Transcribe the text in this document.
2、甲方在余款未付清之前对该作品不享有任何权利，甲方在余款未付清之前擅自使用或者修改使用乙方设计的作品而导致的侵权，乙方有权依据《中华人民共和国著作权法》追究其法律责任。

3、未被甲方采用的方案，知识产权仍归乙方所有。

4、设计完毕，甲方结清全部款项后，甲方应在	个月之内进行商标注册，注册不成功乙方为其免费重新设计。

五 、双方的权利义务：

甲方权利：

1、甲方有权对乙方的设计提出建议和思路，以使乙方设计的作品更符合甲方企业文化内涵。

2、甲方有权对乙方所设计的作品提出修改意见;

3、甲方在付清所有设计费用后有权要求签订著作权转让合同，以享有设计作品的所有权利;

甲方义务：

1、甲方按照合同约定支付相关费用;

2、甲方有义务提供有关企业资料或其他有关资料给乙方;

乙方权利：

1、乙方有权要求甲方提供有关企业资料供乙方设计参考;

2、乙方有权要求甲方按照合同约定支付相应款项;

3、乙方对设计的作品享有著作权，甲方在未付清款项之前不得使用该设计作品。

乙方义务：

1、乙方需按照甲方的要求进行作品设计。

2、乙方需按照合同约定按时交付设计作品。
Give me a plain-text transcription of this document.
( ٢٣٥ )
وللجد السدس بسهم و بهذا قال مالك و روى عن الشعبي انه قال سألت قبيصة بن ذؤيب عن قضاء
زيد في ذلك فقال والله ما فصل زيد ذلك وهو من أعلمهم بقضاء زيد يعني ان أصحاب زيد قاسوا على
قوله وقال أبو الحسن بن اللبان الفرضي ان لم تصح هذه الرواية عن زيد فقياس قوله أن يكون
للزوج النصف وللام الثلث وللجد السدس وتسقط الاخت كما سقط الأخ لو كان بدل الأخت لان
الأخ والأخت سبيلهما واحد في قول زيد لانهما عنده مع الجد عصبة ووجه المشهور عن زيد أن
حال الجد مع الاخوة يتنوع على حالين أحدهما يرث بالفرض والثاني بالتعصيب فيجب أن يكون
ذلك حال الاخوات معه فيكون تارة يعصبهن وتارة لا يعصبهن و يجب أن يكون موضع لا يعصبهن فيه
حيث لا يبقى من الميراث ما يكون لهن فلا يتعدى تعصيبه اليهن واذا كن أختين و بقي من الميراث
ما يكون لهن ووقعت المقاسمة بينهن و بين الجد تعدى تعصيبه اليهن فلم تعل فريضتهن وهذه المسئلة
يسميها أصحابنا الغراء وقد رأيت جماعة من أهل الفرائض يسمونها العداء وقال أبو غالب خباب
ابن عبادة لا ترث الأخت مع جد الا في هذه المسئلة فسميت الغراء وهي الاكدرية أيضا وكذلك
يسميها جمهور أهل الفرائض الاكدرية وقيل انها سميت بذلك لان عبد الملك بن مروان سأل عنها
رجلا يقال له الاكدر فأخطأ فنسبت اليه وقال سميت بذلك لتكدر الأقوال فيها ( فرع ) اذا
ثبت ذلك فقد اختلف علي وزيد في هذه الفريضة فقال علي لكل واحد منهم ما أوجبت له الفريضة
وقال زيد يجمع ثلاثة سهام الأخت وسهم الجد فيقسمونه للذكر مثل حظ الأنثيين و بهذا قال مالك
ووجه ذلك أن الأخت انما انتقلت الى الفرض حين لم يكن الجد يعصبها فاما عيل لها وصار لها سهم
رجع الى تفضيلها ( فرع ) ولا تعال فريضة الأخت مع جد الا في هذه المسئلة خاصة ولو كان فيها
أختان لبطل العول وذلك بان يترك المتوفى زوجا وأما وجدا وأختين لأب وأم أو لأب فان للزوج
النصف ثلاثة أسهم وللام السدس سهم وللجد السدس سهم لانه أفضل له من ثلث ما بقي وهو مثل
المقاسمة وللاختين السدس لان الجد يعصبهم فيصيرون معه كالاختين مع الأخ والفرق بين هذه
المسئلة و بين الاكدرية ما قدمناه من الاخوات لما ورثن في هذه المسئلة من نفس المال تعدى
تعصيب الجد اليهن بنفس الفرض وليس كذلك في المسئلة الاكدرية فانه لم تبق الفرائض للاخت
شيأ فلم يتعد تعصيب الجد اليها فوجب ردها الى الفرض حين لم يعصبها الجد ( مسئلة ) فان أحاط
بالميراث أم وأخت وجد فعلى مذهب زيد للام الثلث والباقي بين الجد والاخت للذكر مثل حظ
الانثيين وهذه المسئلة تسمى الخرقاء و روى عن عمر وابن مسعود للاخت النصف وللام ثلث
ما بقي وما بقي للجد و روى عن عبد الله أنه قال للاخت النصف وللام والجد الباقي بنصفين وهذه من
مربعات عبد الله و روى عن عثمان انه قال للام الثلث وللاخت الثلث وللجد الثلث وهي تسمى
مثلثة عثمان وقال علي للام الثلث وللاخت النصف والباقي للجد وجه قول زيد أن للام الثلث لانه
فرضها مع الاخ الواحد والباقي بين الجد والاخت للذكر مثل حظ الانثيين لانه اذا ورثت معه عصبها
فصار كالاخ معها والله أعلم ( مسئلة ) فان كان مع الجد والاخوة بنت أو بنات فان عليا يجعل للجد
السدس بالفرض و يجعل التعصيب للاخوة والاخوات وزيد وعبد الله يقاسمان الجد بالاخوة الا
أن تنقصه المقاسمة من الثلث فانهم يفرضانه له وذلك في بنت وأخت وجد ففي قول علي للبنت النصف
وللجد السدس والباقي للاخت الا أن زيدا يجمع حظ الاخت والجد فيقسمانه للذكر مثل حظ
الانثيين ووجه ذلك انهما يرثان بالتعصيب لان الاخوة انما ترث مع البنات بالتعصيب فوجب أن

+++

■ SET TASK
Copy the data above in full, character for character.

■ RESPONSE
Transcribe the text in this document.
2、甲方在余款未付清之前对该作品不享有任何权利，甲方在余款未付清之前擅自使用或者修改使用乙方设计的作品而导致的侵权，乙方有权依据《中华人民共和国著作权法》追究其法律责任。

3、未被甲方采用的方案，知识产权仍归乙方所有。

4、设计完毕，甲方结清全部款项后，甲方应在	个月之内进行商标注册，注册不成功乙方为其免费重新设计。

五 、双方的权利义务：

甲方权利：

1、甲方有权对乙方的设计提出建议和思路，以使乙方设计的作品更符合甲方企业文化内涵。

2、甲方有权对乙方所设计的作品提出修改意见;

3、甲方在付清所有设计费用后有权要求签订著作权转让合同，以享有设计作品的所有权利;

甲方义务：

1、甲方按照合同约定支付相关费用;

2、甲方有义务提供有关企业资料或其他有关资料给乙方;

乙方权利：

1、乙方有权要求甲方提供有关企业资料供乙方设计参考;

2、乙方有权要求甲方按照合同约定支付相应款项;

3、乙方对设计的作品享有著作权，甲方在未付清款项之前不得使用该设计作品。

乙方义务：

1、乙方需按照甲方的要求进行作品设计。

2、乙方需按照合同约定按时交付设计作品。
Give me a plain-text transcription of this document.
( ٢٣٥ )
وللجد السدس بسهم و بهذا قال مالك و روى عن الشعبي انه قال سألت قبيصة بن ذؤيب عن قضاء
زيد في ذلك فقال والله ما فصل زيد ذلك وهو من أعلمهم بقضاء زيد يعني ان أصحاب زيد قاسوا على
قوله وقال أبو الحسن بن اللبان الفرضي ان لم تصح هذه الرواية عن زيد فقياس قوله أن يكون
للزوج النصف وللام الثلث وللجد السدس وتسقط الاخت كما سقط الأخ لو كان بدل الأخت لان
الأخ والأخت سبيلهما واحد في قول زيد لانهما عنده مع الجد عصبة ووجه المشهور عن زيد أن
حال الجد مع الاخوة يتنوع على حالين أحدهما يرث بالفرض والثاني بالتعصيب فيجب أن يكون
ذلك حال الاخوات معه فيكون تارة يعصبهن وتارة لا يعصبهن و يجب أن يكون موضع لا يعصبهن فيه
حيث لا يبقى من الميراث ما يكون لهن فلا يتعدى تعصيبه اليهن واذا كن أختين و بقي من الميراث
ما يكون لهن ووقعت المقاسمة بينهن و بين الجد تعدى تعصيبه اليهن فلم تعل فريضتهن وهذه المسئلة
يسميها أصحابنا الغراء وقد رأيت جماعة من أهل الفرائض يسمونها العداء وقال أبو غالب خباب
ابن عبادة لا ترث الأخت مع جد الا في هذه المسئلة فسميت الغراء وهي الاكدرية أيضا وكذلك
يسميها جمهور أهل الفرائض الاكدرية وقيل انها سميت بذلك لان عبد الملك بن مروان سأل عنها
رجلا يقال له الاكدر فأخطأ فنسبت اليه وقال سميت بذلك لتكدر الأقوال فيها ( فرع ) اذا
ثبت ذلك فقد اختلف علي وزيد في هذه الفريضة فقال علي لكل واحد منهم ما أوجبت له الفريضة
وقال زيد يجمع ثلاثة سهام الأخت وسهم الجد فيقسمونه للذكر مثل حظ الأنثيين و بهذا قال مالك
ووجه ذلك أن الأخت انما انتقلت الى الفرض حين لم يكن الجد يعصبها فاما عيل لها وصار لها سهم
رجع الى تفضيلها ( فرع ) ولا تعال فريضة الأخت مع جد الا في هذه المسئلة خاصة ولو كان فيها
أختان لبطل العول وذلك بان يترك المتوفى زوجا وأما وجدا وأختين لأب وأم أو لأب فان للزوج
النصف ثلاثة أسهم وللام السدس سهم وللجد السدس سهم لانه أفضل له من ثلث ما بقي وهو مثل
المقاسمة وللاختين السدس لان الجد يعصبهم فيصيرون معه كالاختين مع الأخ والفرق بين هذه
المسئلة و بين الاكدرية ما قدمناه من الاخوات لما ورثن في هذه المسئلة من نفس المال تعدى
تعصيب الجد اليهن بنفس الفرض وليس كذلك في المسئلة الاكدرية فانه لم تبق الفرائض للاخت
شيأ فلم يتعد تعصيب الجد اليها فوجب ردها الى الفرض حين لم يعصبها الجد ( مسئلة ) فان أحاط
بالميراث أم وأخت وجد فعلى مذهب زيد للام الثلث والباقي بين الجد والاخت للذكر مثل حظ
الانثيين وهذه المسئلة تسمى الخرقاء و روى عن عمر وابن مسعود للاخت النصف وللام ثلث
ما بقي وما بقي للجد و روى عن عبد الله أنه قال للاخت النصف وللام والجد الباقي بنصفين وهذه من
مربعات عبد الله و روى عن عثمان انه قال للام الثلث وللاخت الثلث وللجد الثلث وهي تسمى
مثلثة عثمان وقال علي للام الثلث وللاخت النصف والباقي للجد وجه قول زيد أن للام الثلث لانه
فرضها مع الاخ الواحد والباقي بين الجد والاخت للذكر مثل حظ الانثيين لانه اذا ورثت معه عصبها
فصار كالاخ معها والله أعلم ( مسئلة ) فان كان مع الجد والاخوة بنت أو بنات فان عليا يجعل للجد
السدس بالفرض و يجعل التعصيب للاخوة والاخوات وزيد وعبد الله يقاسمان الجد بالاخوة الا
أن تنقصه المقاسمة من الثلث فانهم يفرضانه له وذلك في بنت وأخت وجد ففي قول علي للبنت النصف
وللجد السدس والباقي للاخت الا أن زيدا يجمع حظ الاخت والجد فيقسمانه للذكر مثل حظ
الانثيين ووجه ذلك انهما يرثان بالتعصيب لان الاخوة انما ترث مع البنات بالتعصيب فوجب أن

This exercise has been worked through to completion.